-- Start --

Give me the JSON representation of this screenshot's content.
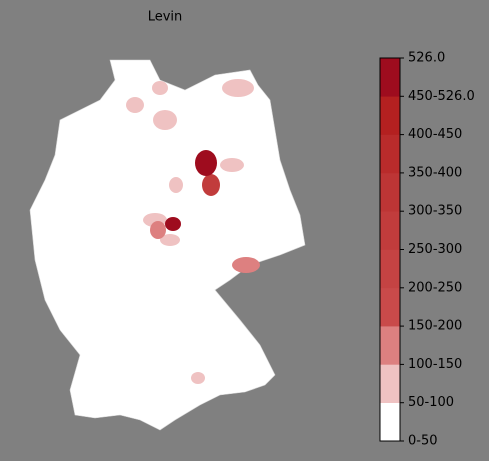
{
  "title": "Levin",
  "legend": {
    "labels": [
      "0-50",
      "50-100",
      "100-150",
      "150-200",
      "200-250",
      "250-300",
      "300-350",
      "350-400",
      "400-450",
      "450-526.0",
      "526.0"
    ],
    "colors": [
      "#ffffff",
      "#efc2c2",
      "#dd8080",
      "#c94a4a",
      "#c54343",
      "#c13c3c",
      "#bd3535",
      "#b92b2b",
      "#b42020",
      "#9e0c1e"
    ]
  }
}
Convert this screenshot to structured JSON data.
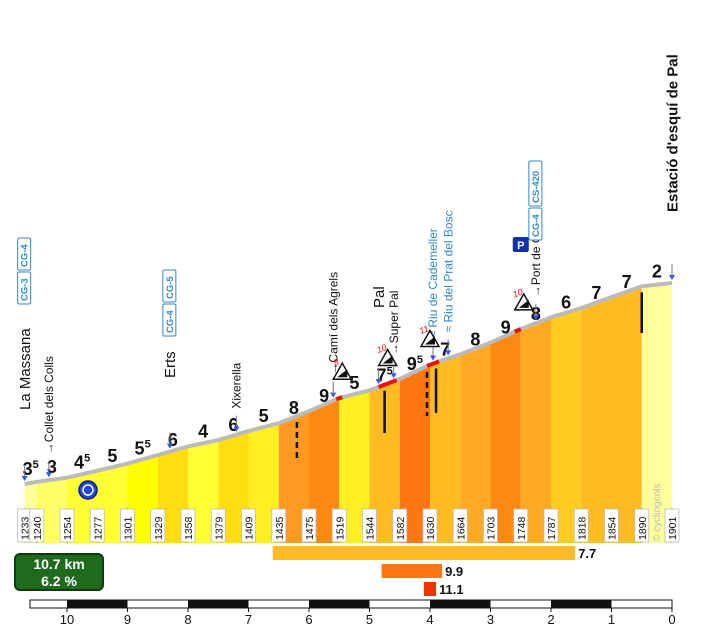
{
  "summary": {
    "distance": "10.7 km",
    "gradient": "6.2 %"
  },
  "watermark": "© cyclingcols",
  "chart_data": {
    "type": "area",
    "x_axis": {
      "reversed": true,
      "range": [
        10.7,
        0
      ],
      "ticks": [
        "10",
        "9",
        "8",
        "7",
        "6",
        "5",
        "4",
        "3",
        "2",
        "1",
        "0"
      ],
      "unit": "km"
    },
    "segments": [
      {
        "from": 10.7,
        "to": 10.5,
        "label": "3",
        "sup": "5",
        "color": "#ffff99"
      },
      {
        "from": 10.5,
        "to": 10.0,
        "label": "3",
        "sup": "",
        "color": "#ffff66"
      },
      {
        "from": 10.0,
        "to": 9.5,
        "label": "4",
        "sup": "5",
        "color": "#ffff33"
      },
      {
        "from": 9.5,
        "to": 9.0,
        "label": "5",
        "sup": "",
        "color": "#ffff33"
      },
      {
        "from": 9.0,
        "to": 8.5,
        "label": "5",
        "sup": "5",
        "color": "#ffff00"
      },
      {
        "from": 8.5,
        "to": 8.0,
        "label": "6",
        "sup": "",
        "color": "#ffdd11"
      },
      {
        "from": 8.0,
        "to": 7.5,
        "label": "4",
        "sup": "",
        "color": "#ffff33"
      },
      {
        "from": 7.5,
        "to": 7.0,
        "label": "6",
        "sup": "",
        "color": "#ffdd11"
      },
      {
        "from": 7.0,
        "to": 6.5,
        "label": "5",
        "sup": "",
        "color": "#ffee22"
      },
      {
        "from": 6.5,
        "to": 6.0,
        "label": "8",
        "sup": "",
        "color": "#ff9922"
      },
      {
        "from": 6.0,
        "to": 5.5,
        "label": "9",
        "sup": "",
        "color": "#ff8811"
      },
      {
        "from": 5.5,
        "to": 5.0,
        "label": "5",
        "sup": "",
        "color": "#ffee22"
      },
      {
        "from": 5.0,
        "to": 4.5,
        "label": "7",
        "sup": "5",
        "color": "#ffbb22"
      },
      {
        "from": 4.5,
        "to": 4.0,
        "label": "9",
        "sup": "5",
        "color": "#ff7711"
      },
      {
        "from": 4.0,
        "to": 3.5,
        "label": "7",
        "sup": "",
        "color": "#ffbb22"
      },
      {
        "from": 3.5,
        "to": 3.0,
        "label": "8",
        "sup": "",
        "color": "#ffaa22"
      },
      {
        "from": 3.0,
        "to": 2.5,
        "label": "9",
        "sup": "",
        "color": "#ff8811"
      },
      {
        "from": 2.5,
        "to": 2.0,
        "label": "8",
        "sup": "",
        "color": "#ffaa22"
      },
      {
        "from": 2.0,
        "to": 1.5,
        "label": "6",
        "sup": "",
        "color": "#ffcc22"
      },
      {
        "from": 1.5,
        "to": 1.0,
        "label": "7",
        "sup": "",
        "color": "#ffbb22"
      },
      {
        "from": 1.0,
        "to": 0.5,
        "label": "7",
        "sup": "",
        "color": "#ffbb22"
      },
      {
        "from": 0.5,
        "to": 0.0,
        "label": "2",
        "sup": "",
        "color": "#ffff99"
      }
    ],
    "altitudes": [
      {
        "km": 10.7,
        "alt": 1233
      },
      {
        "km": 10.5,
        "alt": 1240
      },
      {
        "km": 10.0,
        "alt": 1254
      },
      {
        "km": 9.5,
        "alt": 1277
      },
      {
        "km": 9.0,
        "alt": 1301
      },
      {
        "km": 8.5,
        "alt": 1329
      },
      {
        "km": 8.0,
        "alt": 1358
      },
      {
        "km": 7.5,
        "alt": 1379
      },
      {
        "km": 7.0,
        "alt": 1409
      },
      {
        "km": 6.5,
        "alt": 1435
      },
      {
        "km": 6.0,
        "alt": 1475
      },
      {
        "km": 5.5,
        "alt": 1519
      },
      {
        "km": 5.0,
        "alt": 1544
      },
      {
        "km": 4.5,
        "alt": 1582
      },
      {
        "km": 4.0,
        "alt": 1630
      },
      {
        "km": 3.5,
        "alt": 1664
      },
      {
        "km": 3.0,
        "alt": 1703
      },
      {
        "km": 2.5,
        "alt": 1748
      },
      {
        "km": 2.0,
        "alt": 1787
      },
      {
        "km": 1.5,
        "alt": 1818
      },
      {
        "km": 1.0,
        "alt": 1854
      },
      {
        "km": 0.5,
        "alt": 1890
      },
      {
        "km": 0.0,
        "alt": 1901
      }
    ],
    "waypoints": [
      {
        "km": 10.7,
        "name": "La Massana",
        "size": "big",
        "bold": false,
        "arrow": false,
        "roads": [
          "CG-3",
          "CG-4"
        ]
      },
      {
        "km": 10.3,
        "name": "Collet dels Colls",
        "size": "small",
        "bold": false,
        "arrow": true,
        "roads": []
      },
      {
        "km": 8.3,
        "name": "Erts",
        "size": "big",
        "bold": false,
        "arrow": false,
        "roads": [
          "CG-4",
          "CG-5"
        ]
      },
      {
        "km": 7.2,
        "name": "Xixerella",
        "size": "small",
        "bold": false,
        "arrow": false,
        "roads": []
      },
      {
        "km": 5.6,
        "name": "Camí dels Agrels",
        "size": "small",
        "bold": false,
        "arrow": true,
        "roads": []
      },
      {
        "km": 4.85,
        "name": "Pal",
        "size": "big",
        "bold": false,
        "arrow": false,
        "roads": []
      },
      {
        "km": 4.6,
        "name": "Super Pal",
        "size": "small",
        "bold": false,
        "arrow": true,
        "roads": []
      },
      {
        "km": 3.95,
        "name": "Riu de Cademeller",
        "size": "small",
        "bold": false,
        "arrow": false,
        "water": true,
        "roads": []
      },
      {
        "km": 3.7,
        "name": "Riu del Prat del Bosc",
        "size": "small",
        "bold": false,
        "arrow": false,
        "water": true,
        "roads": []
      },
      {
        "km": 2.25,
        "name": "Port de Cabús",
        "size": "small",
        "bold": false,
        "arrow": true,
        "roads": [
          "CG-4",
          "CS-420"
        ]
      },
      {
        "km": 0.0,
        "name": "Estació d'esquí de Pal",
        "size": "big",
        "bold": true,
        "arrow": false,
        "roads": []
      }
    ],
    "steep_signs": [
      {
        "km": 5.45,
        "pct": "8"
      },
      {
        "km": 4.7,
        "pct": "10"
      },
      {
        "km": 4.0,
        "pct": "11"
      },
      {
        "km": 2.45,
        "pct": "10"
      }
    ],
    "parking_label": "P",
    "max_bars": [
      {
        "length": "3",
        "max": "7.7",
        "color": "#ffbb22"
      },
      {
        "length": "1",
        "max": "9.9",
        "color": "#ff7711"
      },
      {
        "length": "0.2",
        "max": "11.1",
        "color": "#ee3300"
      }
    ]
  }
}
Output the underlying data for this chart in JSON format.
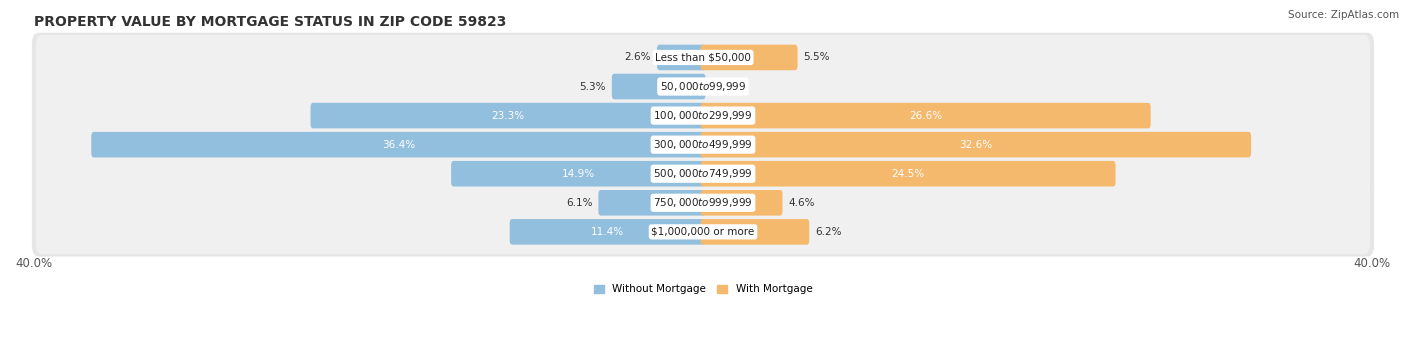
{
  "title": "PROPERTY VALUE BY MORTGAGE STATUS IN ZIP CODE 59823",
  "source": "Source: ZipAtlas.com",
  "categories": [
    "Less than $50,000",
    "$50,000 to $99,999",
    "$100,000 to $299,999",
    "$300,000 to $499,999",
    "$500,000 to $749,999",
    "$750,000 to $999,999",
    "$1,000,000 or more"
  ],
  "without_mortgage": [
    2.6,
    5.3,
    23.3,
    36.4,
    14.9,
    6.1,
    11.4
  ],
  "with_mortgage": [
    5.5,
    0.0,
    26.6,
    32.6,
    24.5,
    4.6,
    6.2
  ],
  "blue_color": "#92bfde",
  "orange_color": "#f5b96e",
  "bg_row_color": "#e6e6e6",
  "bg_row_inner_color": "#f0f0f0",
  "axis_limit": 40.0,
  "legend_labels": [
    "Without Mortgage",
    "With Mortgage"
  ],
  "title_fontsize": 10,
  "source_fontsize": 7.5,
  "bar_label_fontsize": 7.5,
  "cat_label_fontsize": 7.5,
  "axis_label_fontsize": 8.5
}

-- End --

### Exercise
Track down all lines above with the string "screenshot" and copy them.

### The response
Give me the JSON representation of this screenshot's content.
Convert this screenshot to structured JSON data.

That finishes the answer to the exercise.